A run of records
━━━━━━

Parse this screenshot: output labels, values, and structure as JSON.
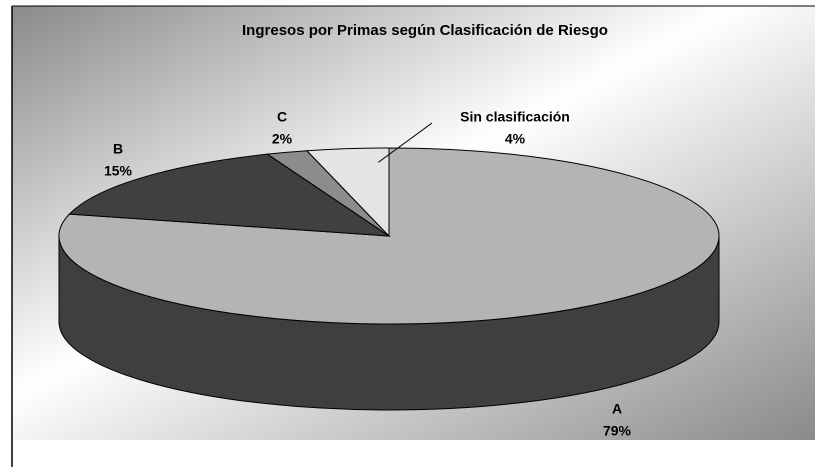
{
  "chart_data": {
    "type": "pie",
    "title": "Ingresos por Primas según Clasificación de Riesgo",
    "categories": [
      "A",
      "B",
      "C",
      "Sin clasificación"
    ],
    "values": [
      79,
      15,
      2,
      4
    ],
    "value_labels": [
      "79%",
      "15%",
      "2%",
      "4%"
    ],
    "colors": [
      "#b4b4b4",
      "#404040",
      "#8c8c8c",
      "#e4e4e4"
    ],
    "start_angle": "top",
    "direction": "clockwise",
    "three_d": true
  }
}
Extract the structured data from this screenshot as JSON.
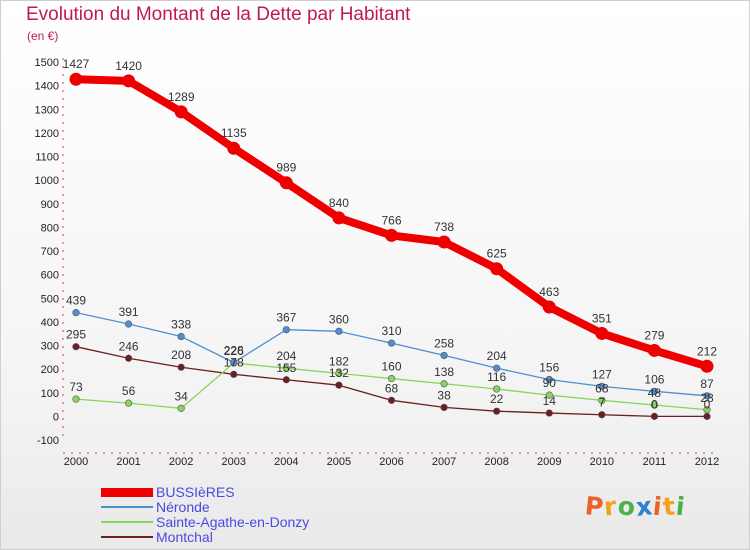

━━━━━━

* EXERCISE REQUIREMENTS *
Restate the listing above word for word, and skip the pictures.

* TASK RESPONSE *
Parse this screenshot: output labels, values, and structure as JSON.
{
  "chart_data": {
    "type": "pie",
    "title": "Ingresos por Primas según Clasificación de Riesgo",
    "categories": [
      "A",
      "B",
      "C",
      "Sin clasificación"
    ],
    "values": [
      79,
      15,
      2,
      4
    ],
    "value_labels": [
      "79%",
      "15%",
      "2%",
      "4%"
    ],
    "colors": [
      "#b4b4b4",
      "#404040",
      "#8c8c8c",
      "#e4e4e4"
    ],
    "start_angle": "top",
    "direction": "clockwise",
    "three_d": true
  }
}
Extract the structured data from this screenshot as JSON.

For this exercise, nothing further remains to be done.